## WHAT TO DO
Find the word "TEST" in the material below and gather every line that contains it.

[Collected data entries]
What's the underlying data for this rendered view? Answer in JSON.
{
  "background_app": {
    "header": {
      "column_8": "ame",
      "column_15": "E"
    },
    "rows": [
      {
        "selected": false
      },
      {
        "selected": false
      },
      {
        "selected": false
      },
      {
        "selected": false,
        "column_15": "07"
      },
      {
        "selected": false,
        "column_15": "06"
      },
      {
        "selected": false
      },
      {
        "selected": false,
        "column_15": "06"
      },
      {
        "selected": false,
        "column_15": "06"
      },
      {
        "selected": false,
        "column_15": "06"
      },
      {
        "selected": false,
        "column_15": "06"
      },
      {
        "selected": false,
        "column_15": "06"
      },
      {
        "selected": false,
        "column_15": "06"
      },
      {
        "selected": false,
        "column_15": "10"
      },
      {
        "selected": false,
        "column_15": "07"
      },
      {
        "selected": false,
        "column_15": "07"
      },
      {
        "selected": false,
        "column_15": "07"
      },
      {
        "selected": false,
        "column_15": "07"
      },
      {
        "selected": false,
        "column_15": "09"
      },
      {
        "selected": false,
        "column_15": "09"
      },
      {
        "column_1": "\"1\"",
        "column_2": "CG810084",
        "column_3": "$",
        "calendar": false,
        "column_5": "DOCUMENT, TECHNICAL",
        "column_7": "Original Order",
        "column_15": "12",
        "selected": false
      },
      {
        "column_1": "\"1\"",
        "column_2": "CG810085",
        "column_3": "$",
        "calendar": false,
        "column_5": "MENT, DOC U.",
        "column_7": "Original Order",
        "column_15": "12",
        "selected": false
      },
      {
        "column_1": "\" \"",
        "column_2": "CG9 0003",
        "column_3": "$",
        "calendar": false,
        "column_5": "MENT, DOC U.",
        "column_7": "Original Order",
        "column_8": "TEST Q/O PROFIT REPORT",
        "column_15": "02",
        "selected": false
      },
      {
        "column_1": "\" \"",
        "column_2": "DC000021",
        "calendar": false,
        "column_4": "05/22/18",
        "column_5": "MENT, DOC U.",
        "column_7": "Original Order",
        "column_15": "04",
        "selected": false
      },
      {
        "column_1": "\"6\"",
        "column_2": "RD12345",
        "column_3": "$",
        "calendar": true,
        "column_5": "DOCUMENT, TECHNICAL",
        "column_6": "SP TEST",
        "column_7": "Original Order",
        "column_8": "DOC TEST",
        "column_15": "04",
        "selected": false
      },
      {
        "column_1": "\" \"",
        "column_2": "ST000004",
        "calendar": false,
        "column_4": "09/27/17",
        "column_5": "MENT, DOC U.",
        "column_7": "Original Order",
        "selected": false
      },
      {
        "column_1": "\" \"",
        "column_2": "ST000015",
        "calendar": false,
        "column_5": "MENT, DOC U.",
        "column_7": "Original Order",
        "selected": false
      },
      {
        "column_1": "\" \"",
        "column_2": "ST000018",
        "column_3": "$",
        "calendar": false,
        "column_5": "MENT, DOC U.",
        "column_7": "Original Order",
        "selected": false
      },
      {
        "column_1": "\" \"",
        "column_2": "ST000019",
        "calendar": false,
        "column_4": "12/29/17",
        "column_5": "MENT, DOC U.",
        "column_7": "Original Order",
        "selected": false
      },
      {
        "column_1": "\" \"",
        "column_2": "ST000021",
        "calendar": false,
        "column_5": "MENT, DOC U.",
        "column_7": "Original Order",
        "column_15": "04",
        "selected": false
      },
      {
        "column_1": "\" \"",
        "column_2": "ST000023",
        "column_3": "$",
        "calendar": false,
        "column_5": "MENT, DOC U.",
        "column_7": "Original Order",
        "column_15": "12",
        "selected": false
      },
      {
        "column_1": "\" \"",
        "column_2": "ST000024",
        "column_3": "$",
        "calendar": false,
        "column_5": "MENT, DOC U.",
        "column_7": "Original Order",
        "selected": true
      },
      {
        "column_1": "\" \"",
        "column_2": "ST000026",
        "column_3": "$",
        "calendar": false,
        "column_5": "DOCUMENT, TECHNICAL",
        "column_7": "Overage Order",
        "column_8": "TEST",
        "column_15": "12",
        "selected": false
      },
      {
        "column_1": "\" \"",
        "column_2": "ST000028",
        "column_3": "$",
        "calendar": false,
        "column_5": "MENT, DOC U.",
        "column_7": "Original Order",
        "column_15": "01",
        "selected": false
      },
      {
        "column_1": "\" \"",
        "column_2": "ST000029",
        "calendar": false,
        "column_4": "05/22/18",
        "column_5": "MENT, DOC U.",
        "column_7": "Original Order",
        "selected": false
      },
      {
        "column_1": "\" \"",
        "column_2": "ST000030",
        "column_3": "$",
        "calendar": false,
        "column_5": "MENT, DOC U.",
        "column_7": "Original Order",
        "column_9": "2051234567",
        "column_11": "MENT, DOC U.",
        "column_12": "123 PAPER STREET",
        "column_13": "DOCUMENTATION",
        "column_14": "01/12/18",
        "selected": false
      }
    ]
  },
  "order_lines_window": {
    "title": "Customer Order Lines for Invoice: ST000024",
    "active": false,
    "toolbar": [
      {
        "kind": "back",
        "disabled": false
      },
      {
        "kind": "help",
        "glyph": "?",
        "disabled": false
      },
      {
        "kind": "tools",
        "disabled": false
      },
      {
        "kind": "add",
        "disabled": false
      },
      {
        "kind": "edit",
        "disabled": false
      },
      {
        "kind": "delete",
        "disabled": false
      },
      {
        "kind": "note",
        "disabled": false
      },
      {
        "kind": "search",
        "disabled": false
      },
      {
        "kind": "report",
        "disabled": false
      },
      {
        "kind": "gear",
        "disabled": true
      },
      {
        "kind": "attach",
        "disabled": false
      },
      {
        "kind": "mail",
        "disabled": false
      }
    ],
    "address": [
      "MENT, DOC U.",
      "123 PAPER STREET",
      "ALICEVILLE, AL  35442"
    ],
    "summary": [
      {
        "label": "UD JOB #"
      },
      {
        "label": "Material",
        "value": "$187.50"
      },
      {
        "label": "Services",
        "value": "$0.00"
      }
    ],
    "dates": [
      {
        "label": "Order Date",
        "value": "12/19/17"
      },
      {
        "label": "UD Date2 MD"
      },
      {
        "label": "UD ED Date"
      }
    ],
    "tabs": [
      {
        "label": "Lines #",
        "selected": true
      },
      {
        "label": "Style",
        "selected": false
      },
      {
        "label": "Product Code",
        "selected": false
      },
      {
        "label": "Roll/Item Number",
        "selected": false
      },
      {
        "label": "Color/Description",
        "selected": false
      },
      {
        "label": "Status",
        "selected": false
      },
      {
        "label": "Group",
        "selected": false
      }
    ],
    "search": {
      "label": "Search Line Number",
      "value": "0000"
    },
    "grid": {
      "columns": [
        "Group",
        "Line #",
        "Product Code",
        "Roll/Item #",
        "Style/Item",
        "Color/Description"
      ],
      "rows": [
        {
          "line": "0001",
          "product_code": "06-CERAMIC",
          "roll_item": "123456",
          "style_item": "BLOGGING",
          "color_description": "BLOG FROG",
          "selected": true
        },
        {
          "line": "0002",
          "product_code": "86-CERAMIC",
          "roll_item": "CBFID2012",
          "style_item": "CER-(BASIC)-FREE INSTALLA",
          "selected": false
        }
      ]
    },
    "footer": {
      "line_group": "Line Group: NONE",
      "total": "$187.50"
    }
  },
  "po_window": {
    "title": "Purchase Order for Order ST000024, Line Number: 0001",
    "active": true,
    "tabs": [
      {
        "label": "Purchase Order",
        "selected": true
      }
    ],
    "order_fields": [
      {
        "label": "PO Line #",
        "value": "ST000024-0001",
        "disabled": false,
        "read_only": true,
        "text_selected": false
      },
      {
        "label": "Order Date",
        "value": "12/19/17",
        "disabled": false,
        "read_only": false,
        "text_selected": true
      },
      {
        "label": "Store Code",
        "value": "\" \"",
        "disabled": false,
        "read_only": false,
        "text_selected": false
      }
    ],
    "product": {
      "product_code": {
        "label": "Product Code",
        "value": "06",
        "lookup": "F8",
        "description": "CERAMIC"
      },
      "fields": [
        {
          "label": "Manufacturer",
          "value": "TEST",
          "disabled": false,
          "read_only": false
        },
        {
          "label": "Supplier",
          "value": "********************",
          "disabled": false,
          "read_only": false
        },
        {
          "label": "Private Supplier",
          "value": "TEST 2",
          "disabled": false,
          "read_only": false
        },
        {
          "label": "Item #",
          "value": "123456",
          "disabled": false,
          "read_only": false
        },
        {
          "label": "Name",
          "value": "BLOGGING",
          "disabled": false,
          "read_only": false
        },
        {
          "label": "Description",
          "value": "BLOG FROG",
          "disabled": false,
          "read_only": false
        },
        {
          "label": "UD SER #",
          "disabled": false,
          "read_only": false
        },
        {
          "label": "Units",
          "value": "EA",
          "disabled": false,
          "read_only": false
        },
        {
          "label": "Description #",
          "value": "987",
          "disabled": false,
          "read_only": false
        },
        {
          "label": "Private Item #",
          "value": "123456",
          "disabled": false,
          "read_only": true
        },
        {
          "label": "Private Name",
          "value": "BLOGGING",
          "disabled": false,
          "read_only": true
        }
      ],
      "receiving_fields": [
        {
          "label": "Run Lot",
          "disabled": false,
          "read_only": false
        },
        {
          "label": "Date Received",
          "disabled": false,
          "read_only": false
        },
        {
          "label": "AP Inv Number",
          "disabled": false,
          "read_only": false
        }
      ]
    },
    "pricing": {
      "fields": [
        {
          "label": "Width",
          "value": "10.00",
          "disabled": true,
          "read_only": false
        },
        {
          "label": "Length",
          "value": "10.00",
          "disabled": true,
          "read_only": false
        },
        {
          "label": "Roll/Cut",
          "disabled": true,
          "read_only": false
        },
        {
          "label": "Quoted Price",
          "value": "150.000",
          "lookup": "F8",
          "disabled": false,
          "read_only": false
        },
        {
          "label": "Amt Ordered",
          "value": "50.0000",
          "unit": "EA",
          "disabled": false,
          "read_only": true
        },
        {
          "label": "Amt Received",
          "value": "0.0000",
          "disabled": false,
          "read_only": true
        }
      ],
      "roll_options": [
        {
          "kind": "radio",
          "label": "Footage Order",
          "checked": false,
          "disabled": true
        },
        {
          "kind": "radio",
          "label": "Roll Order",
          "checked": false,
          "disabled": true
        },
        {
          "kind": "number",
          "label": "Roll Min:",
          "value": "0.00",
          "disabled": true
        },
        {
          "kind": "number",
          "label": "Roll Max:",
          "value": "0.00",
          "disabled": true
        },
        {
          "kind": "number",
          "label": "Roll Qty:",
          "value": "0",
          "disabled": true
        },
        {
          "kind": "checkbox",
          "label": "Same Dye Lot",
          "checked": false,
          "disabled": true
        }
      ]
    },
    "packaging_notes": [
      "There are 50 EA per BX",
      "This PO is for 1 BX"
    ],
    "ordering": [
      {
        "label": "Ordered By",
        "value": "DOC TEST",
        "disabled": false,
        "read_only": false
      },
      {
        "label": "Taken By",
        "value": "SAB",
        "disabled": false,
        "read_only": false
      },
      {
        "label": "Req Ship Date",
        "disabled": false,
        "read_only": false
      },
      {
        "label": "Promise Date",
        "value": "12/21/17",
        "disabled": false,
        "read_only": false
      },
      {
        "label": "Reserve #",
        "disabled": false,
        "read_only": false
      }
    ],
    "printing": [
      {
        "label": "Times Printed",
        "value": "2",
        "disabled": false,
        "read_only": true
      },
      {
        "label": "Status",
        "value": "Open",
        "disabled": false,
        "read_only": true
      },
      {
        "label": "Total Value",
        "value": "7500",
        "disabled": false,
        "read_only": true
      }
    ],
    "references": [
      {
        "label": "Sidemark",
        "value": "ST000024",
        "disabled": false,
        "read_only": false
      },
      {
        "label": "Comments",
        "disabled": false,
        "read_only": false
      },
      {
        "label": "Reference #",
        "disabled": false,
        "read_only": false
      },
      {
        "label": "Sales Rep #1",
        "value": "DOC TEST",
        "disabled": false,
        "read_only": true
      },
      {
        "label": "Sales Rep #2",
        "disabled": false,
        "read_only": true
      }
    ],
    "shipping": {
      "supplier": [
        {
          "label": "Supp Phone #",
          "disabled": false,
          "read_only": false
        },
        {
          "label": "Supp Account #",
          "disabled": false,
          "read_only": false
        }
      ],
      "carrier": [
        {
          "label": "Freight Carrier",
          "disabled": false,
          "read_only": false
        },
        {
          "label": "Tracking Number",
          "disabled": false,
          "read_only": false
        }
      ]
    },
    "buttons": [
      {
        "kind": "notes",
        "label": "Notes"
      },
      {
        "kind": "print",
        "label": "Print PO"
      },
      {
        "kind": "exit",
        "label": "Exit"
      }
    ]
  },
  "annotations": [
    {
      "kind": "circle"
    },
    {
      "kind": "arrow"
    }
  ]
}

## RESULT OF THIS TASK
        "column_8": "TEST Q/O PROFIT REPORT",
        "column_6": "SP TEST",
        "column_8": "DOC TEST",
        "column_8": "TEST",
          "value": "TEST",
          "value": "TEST 2",
        "value": "DOC TEST",
        "value": "DOC TEST",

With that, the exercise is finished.